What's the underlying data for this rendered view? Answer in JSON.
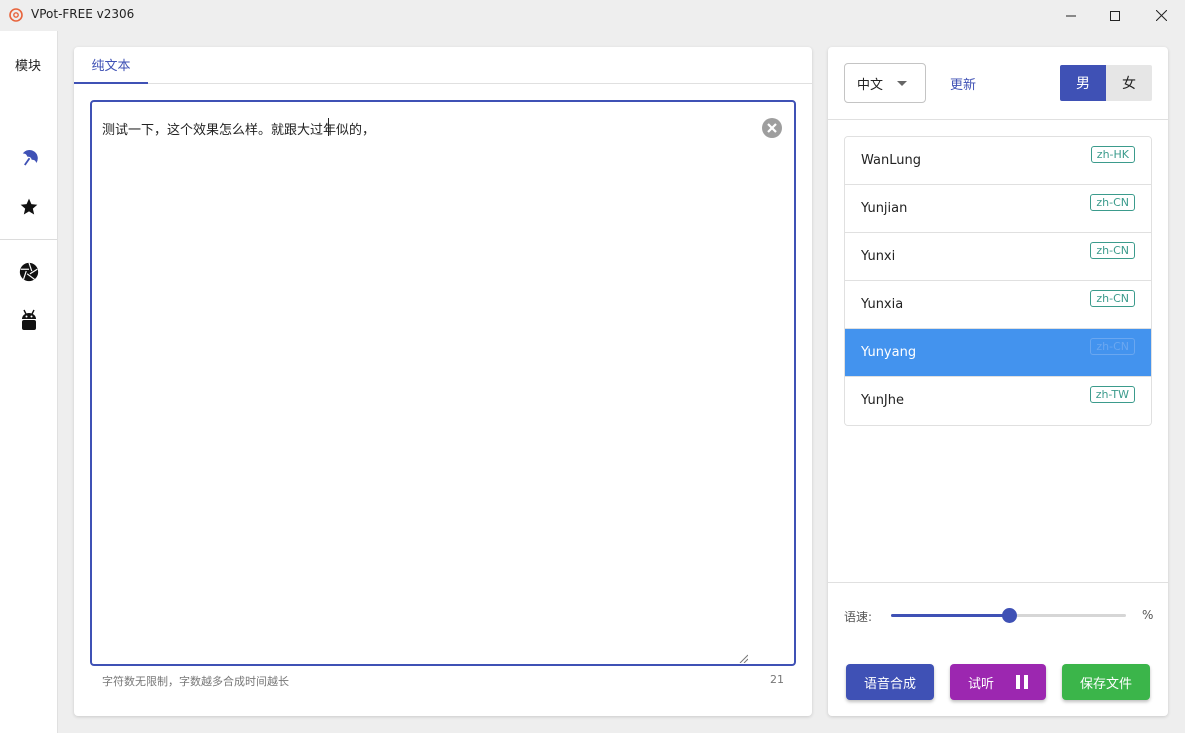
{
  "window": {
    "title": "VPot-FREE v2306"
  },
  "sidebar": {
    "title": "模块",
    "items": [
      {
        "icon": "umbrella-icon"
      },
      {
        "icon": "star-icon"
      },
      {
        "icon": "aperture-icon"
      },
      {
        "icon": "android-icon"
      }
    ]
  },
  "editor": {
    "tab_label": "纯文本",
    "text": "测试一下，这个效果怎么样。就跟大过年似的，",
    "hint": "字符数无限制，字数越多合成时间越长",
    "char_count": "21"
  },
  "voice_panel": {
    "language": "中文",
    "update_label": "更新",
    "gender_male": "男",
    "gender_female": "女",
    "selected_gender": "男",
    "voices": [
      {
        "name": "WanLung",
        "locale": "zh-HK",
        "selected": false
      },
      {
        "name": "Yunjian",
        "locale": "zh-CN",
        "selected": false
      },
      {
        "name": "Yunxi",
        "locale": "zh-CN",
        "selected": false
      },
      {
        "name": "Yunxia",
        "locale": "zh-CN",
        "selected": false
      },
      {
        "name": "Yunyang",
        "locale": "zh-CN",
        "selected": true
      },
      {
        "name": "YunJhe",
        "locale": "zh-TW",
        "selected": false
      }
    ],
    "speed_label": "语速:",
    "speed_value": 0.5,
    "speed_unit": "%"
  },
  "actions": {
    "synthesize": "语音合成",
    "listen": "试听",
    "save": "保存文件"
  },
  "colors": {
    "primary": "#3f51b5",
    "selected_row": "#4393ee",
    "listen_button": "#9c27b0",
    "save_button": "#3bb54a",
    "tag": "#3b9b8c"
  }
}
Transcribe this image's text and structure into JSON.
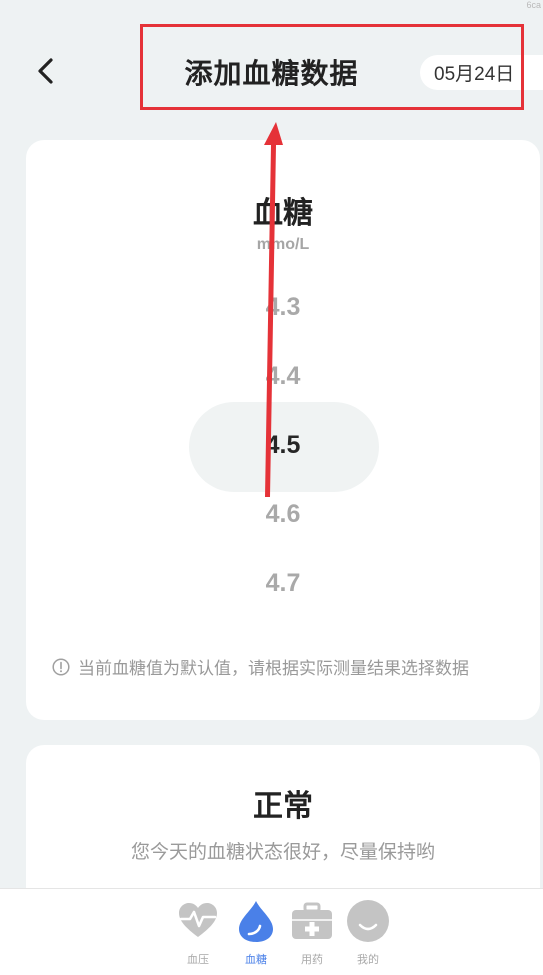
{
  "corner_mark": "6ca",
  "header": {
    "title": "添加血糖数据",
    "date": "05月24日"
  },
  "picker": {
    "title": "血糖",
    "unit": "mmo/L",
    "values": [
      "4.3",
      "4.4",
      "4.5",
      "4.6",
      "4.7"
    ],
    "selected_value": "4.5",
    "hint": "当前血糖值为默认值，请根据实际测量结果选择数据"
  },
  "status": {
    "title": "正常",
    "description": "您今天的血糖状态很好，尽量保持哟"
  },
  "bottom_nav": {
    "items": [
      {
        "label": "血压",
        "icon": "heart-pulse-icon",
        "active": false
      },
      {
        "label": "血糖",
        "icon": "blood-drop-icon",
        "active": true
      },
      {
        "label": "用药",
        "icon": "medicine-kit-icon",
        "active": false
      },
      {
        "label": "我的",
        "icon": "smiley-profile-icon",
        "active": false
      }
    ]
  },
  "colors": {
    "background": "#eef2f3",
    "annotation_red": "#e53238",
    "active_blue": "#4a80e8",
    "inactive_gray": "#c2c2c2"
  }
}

**Stated problem**
Transcribe all the lines above exactly, apart from the pictures.

**Task output**
What's the underlying data for this rendered view? Answer in JSON.
{
  "window": {
    "title": "VPot-FREE v2306"
  },
  "sidebar": {
    "title": "模块",
    "items": [
      {
        "icon": "umbrella-icon"
      },
      {
        "icon": "star-icon"
      },
      {
        "icon": "aperture-icon"
      },
      {
        "icon": "android-icon"
      }
    ]
  },
  "editor": {
    "tab_label": "纯文本",
    "text": "测试一下，这个效果怎么样。就跟大过年似的，",
    "hint": "字符数无限制，字数越多合成时间越长",
    "char_count": "21"
  },
  "voice_panel": {
    "language": "中文",
    "update_label": "更新",
    "gender_male": "男",
    "gender_female": "女",
    "selected_gender": "男",
    "voices": [
      {
        "name": "WanLung",
        "locale": "zh-HK",
        "selected": false
      },
      {
        "name": "Yunjian",
        "locale": "zh-CN",
        "selected": false
      },
      {
        "name": "Yunxi",
        "locale": "zh-CN",
        "selected": false
      },
      {
        "name": "Yunxia",
        "locale": "zh-CN",
        "selected": false
      },
      {
        "name": "Yunyang",
        "locale": "zh-CN",
        "selected": true
      },
      {
        "name": "YunJhe",
        "locale": "zh-TW",
        "selected": false
      }
    ],
    "speed_label": "语速:",
    "speed_value": 0.5,
    "speed_unit": "%"
  },
  "actions": {
    "synthesize": "语音合成",
    "listen": "试听",
    "save": "保存文件"
  },
  "colors": {
    "primary": "#3f51b5",
    "selected_row": "#4393ee",
    "listen_button": "#9c27b0",
    "save_button": "#3bb54a",
    "tag": "#3b9b8c"
  }
}
Transcribe this image's text and structure into JSON.
{
  "corner_mark": "6ca",
  "header": {
    "title": "添加血糖数据",
    "date": "05月24日"
  },
  "picker": {
    "title": "血糖",
    "unit": "mmo/L",
    "values": [
      "4.3",
      "4.4",
      "4.5",
      "4.6",
      "4.7"
    ],
    "selected_value": "4.5",
    "hint": "当前血糖值为默认值，请根据实际测量结果选择数据"
  },
  "status": {
    "title": "正常",
    "description": "您今天的血糖状态很好，尽量保持哟"
  },
  "bottom_nav": {
    "items": [
      {
        "label": "血压",
        "icon": "heart-pulse-icon",
        "active": false
      },
      {
        "label": "血糖",
        "icon": "blood-drop-icon",
        "active": true
      },
      {
        "label": "用药",
        "icon": "medicine-kit-icon",
        "active": false
      },
      {
        "label": "我的",
        "icon": "smiley-profile-icon",
        "active": false
      }
    ]
  },
  "colors": {
    "background": "#eef2f3",
    "annotation_red": "#e53238",
    "active_blue": "#4a80e8",
    "inactive_gray": "#c2c2c2"
  }
}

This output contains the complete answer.